▶ **What to produce**:
Work through the records below and tally every line containing "this". Reply with the total alone.

Dataset rows about figures
════

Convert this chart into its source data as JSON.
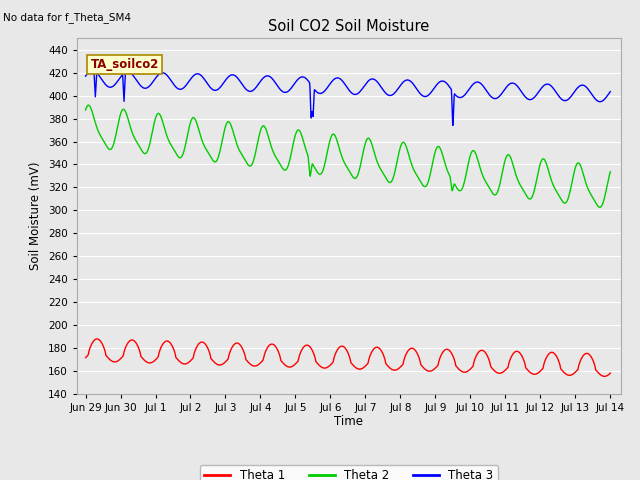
{
  "title": "Soil CO2 Soil Moisture",
  "no_data_text": "No data for f_Theta_SM4",
  "label_text": "TA_soilco2",
  "ylabel": "Soil Moisture (mV)",
  "xlabel": "Time",
  "ylim": [
    140,
    450
  ],
  "yticks": [
    140,
    160,
    180,
    200,
    220,
    240,
    260,
    280,
    300,
    320,
    340,
    360,
    380,
    400,
    420,
    440
  ],
  "xtick_labels": [
    "Jun 29",
    "Jun 30",
    "Jul 1",
    "Jul 2",
    "Jul 3",
    "Jul 4",
    "Jul 5",
    "Jul 6",
    "Jul 7",
    "Jul 8",
    "Jul 9",
    "Jul 10",
    "Jul 11",
    "Jul 12",
    "Jul 13",
    "Jul 14"
  ],
  "xtick_positions": [
    0,
    1,
    2,
    3,
    4,
    5,
    6,
    7,
    8,
    9,
    10,
    11,
    12,
    13,
    14,
    15
  ],
  "bg_color": "#e8e8e8",
  "plot_bg_color": "#e8e8e8",
  "grid_color": "#ffffff",
  "theta1_color": "#ff0000",
  "theta2_color": "#00cc00",
  "theta3_color": "#0000ff",
  "legend_entries": [
    "Theta 1",
    "Theta 2",
    "Theta 3"
  ],
  "figsize": [
    6.4,
    4.8
  ],
  "dpi": 100
}
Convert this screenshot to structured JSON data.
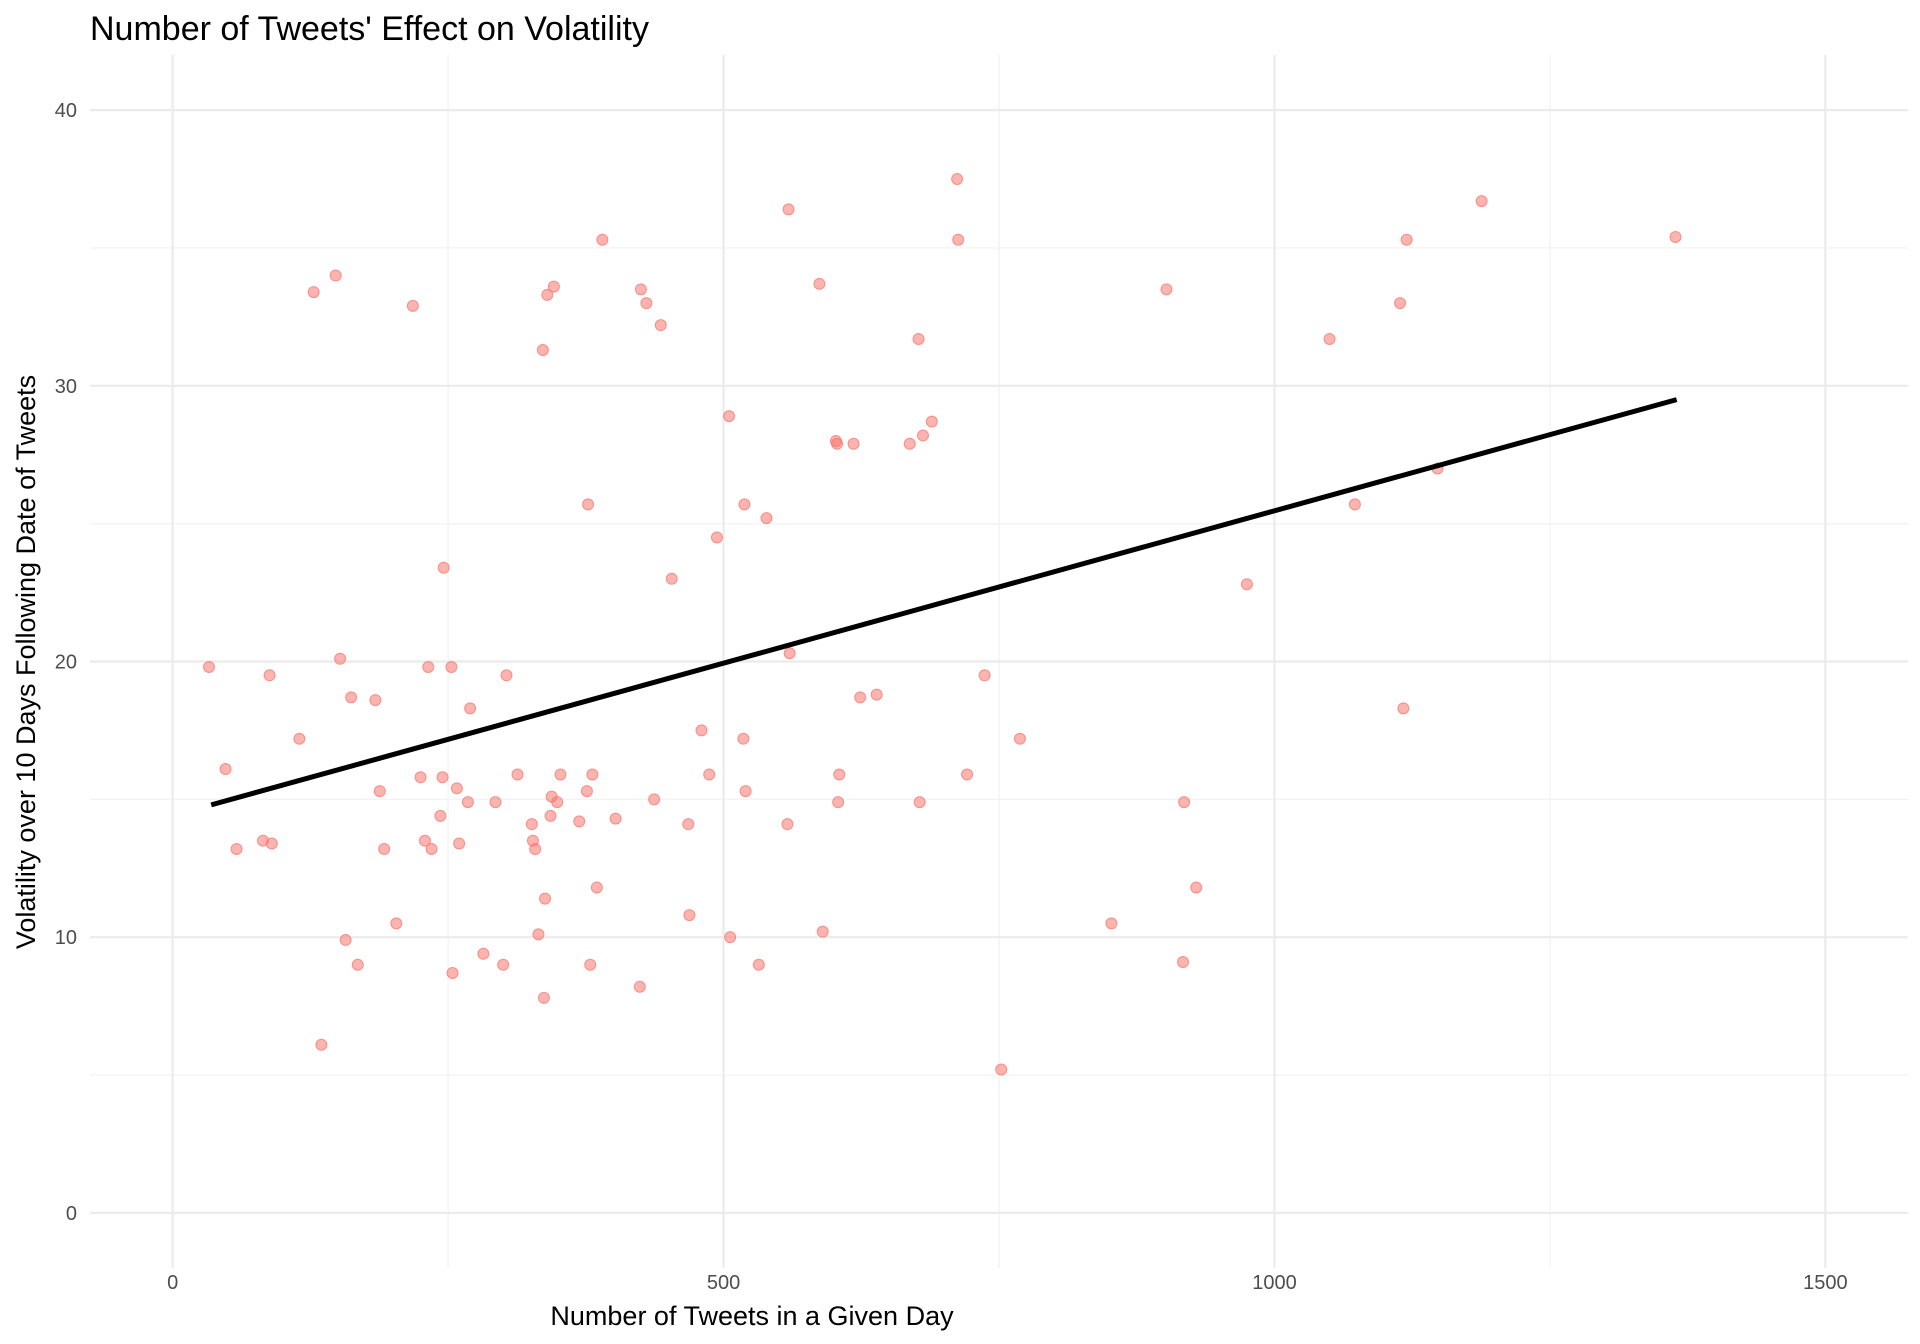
{
  "chart_data": {
    "type": "scatter",
    "title": "Number of Tweets' Effect on Volatility",
    "xlabel": "Number of Tweets in a Given Day",
    "ylabel": "Volatility over 10 Days Following Date of Tweets",
    "xlim": [
      -75,
      1575
    ],
    "ylim": [
      -2,
      42
    ],
    "x_ticks": [
      0,
      500,
      1000,
      1500
    ],
    "y_ticks": [
      0,
      10,
      20,
      30,
      40
    ],
    "grid": true,
    "legend": "none",
    "point_color": "#f8766d",
    "trend_line": {
      "x": [
        35,
        1365
      ],
      "y": [
        14.8,
        29.5
      ],
      "color": "#000000"
    },
    "points": [
      {
        "x": 33,
        "y": 19.8
      },
      {
        "x": 48,
        "y": 16.1
      },
      {
        "x": 58,
        "y": 13.2
      },
      {
        "x": 82,
        "y": 13.5
      },
      {
        "x": 88,
        "y": 19.5
      },
      {
        "x": 90,
        "y": 13.4
      },
      {
        "x": 115,
        "y": 17.2
      },
      {
        "x": 128,
        "y": 33.4
      },
      {
        "x": 135,
        "y": 6.1
      },
      {
        "x": 148,
        "y": 34.0
      },
      {
        "x": 152,
        "y": 20.1
      },
      {
        "x": 157,
        "y": 9.9
      },
      {
        "x": 162,
        "y": 18.7
      },
      {
        "x": 168,
        "y": 9.0
      },
      {
        "x": 184,
        "y": 18.6
      },
      {
        "x": 188,
        "y": 15.3
      },
      {
        "x": 192,
        "y": 13.2
      },
      {
        "x": 203,
        "y": 10.5
      },
      {
        "x": 218,
        "y": 32.9
      },
      {
        "x": 225,
        "y": 15.8
      },
      {
        "x": 229,
        "y": 13.5
      },
      {
        "x": 232,
        "y": 19.8
      },
      {
        "x": 235,
        "y": 13.2
      },
      {
        "x": 243,
        "y": 14.4
      },
      {
        "x": 245,
        "y": 15.8
      },
      {
        "x": 246,
        "y": 23.4
      },
      {
        "x": 253,
        "y": 19.8
      },
      {
        "x": 254,
        "y": 8.7
      },
      {
        "x": 258,
        "y": 15.4
      },
      {
        "x": 260,
        "y": 13.4
      },
      {
        "x": 268,
        "y": 14.9
      },
      {
        "x": 270,
        "y": 18.3
      },
      {
        "x": 282,
        "y": 9.4
      },
      {
        "x": 293,
        "y": 14.9
      },
      {
        "x": 300,
        "y": 9.0
      },
      {
        "x": 303,
        "y": 19.5
      },
      {
        "x": 313,
        "y": 15.9
      },
      {
        "x": 326,
        "y": 14.1
      },
      {
        "x": 327,
        "y": 13.5
      },
      {
        "x": 329,
        "y": 13.2
      },
      {
        "x": 332,
        "y": 10.1
      },
      {
        "x": 336,
        "y": 31.3
      },
      {
        "x": 337,
        "y": 7.8
      },
      {
        "x": 338,
        "y": 11.4
      },
      {
        "x": 340,
        "y": 33.3
      },
      {
        "x": 343,
        "y": 14.4
      },
      {
        "x": 344,
        "y": 15.1
      },
      {
        "x": 346,
        "y": 33.6
      },
      {
        "x": 349,
        "y": 14.9
      },
      {
        "x": 352,
        "y": 15.9
      },
      {
        "x": 369,
        "y": 14.2
      },
      {
        "x": 376,
        "y": 15.3
      },
      {
        "x": 377,
        "y": 25.7
      },
      {
        "x": 379,
        "y": 9.0
      },
      {
        "x": 381,
        "y": 15.9
      },
      {
        "x": 385,
        "y": 11.8
      },
      {
        "x": 390,
        "y": 35.3
      },
      {
        "x": 402,
        "y": 14.3
      },
      {
        "x": 424,
        "y": 8.2
      },
      {
        "x": 425,
        "y": 33.5
      },
      {
        "x": 430,
        "y": 33.0
      },
      {
        "x": 437,
        "y": 15.0
      },
      {
        "x": 443,
        "y": 32.2
      },
      {
        "x": 453,
        "y": 23.0
      },
      {
        "x": 468,
        "y": 14.1
      },
      {
        "x": 469,
        "y": 10.8
      },
      {
        "x": 480,
        "y": 17.5
      },
      {
        "x": 487,
        "y": 15.9
      },
      {
        "x": 494,
        "y": 24.5
      },
      {
        "x": 505,
        "y": 28.9
      },
      {
        "x": 506,
        "y": 10.0
      },
      {
        "x": 518,
        "y": 17.2
      },
      {
        "x": 519,
        "y": 25.7
      },
      {
        "x": 520,
        "y": 15.3
      },
      {
        "x": 532,
        "y": 9.0
      },
      {
        "x": 539,
        "y": 25.2
      },
      {
        "x": 558,
        "y": 14.1
      },
      {
        "x": 559,
        "y": 36.4
      },
      {
        "x": 560,
        "y": 20.3
      },
      {
        "x": 587,
        "y": 33.7
      },
      {
        "x": 590,
        "y": 10.2
      },
      {
        "x": 602,
        "y": 28.0
      },
      {
        "x": 603,
        "y": 27.9
      },
      {
        "x": 604,
        "y": 14.9
      },
      {
        "x": 605,
        "y": 15.9
      },
      {
        "x": 618,
        "y": 27.9
      },
      {
        "x": 624,
        "y": 18.7
      },
      {
        "x": 639,
        "y": 18.8
      },
      {
        "x": 669,
        "y": 27.9
      },
      {
        "x": 677,
        "y": 31.7
      },
      {
        "x": 678,
        "y": 14.9
      },
      {
        "x": 681,
        "y": 28.2
      },
      {
        "x": 689,
        "y": 28.7
      },
      {
        "x": 712,
        "y": 37.5
      },
      {
        "x": 713,
        "y": 35.3
      },
      {
        "x": 721,
        "y": 15.9
      },
      {
        "x": 737,
        "y": 19.5
      },
      {
        "x": 752,
        "y": 5.2
      },
      {
        "x": 769,
        "y": 17.2
      },
      {
        "x": 852,
        "y": 10.5
      },
      {
        "x": 902,
        "y": 33.5
      },
      {
        "x": 917,
        "y": 9.1
      },
      {
        "x": 918,
        "y": 14.9
      },
      {
        "x": 929,
        "y": 11.8
      },
      {
        "x": 975,
        "y": 22.8
      },
      {
        "x": 1050,
        "y": 31.7
      },
      {
        "x": 1073,
        "y": 25.7
      },
      {
        "x": 1114,
        "y": 33.0
      },
      {
        "x": 1117,
        "y": 18.3
      },
      {
        "x": 1120,
        "y": 35.3
      },
      {
        "x": 1148,
        "y": 27.0
      },
      {
        "x": 1188,
        "y": 36.7
      },
      {
        "x": 1364,
        "y": 35.4
      }
    ]
  }
}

════

▶ **The completed task**:
2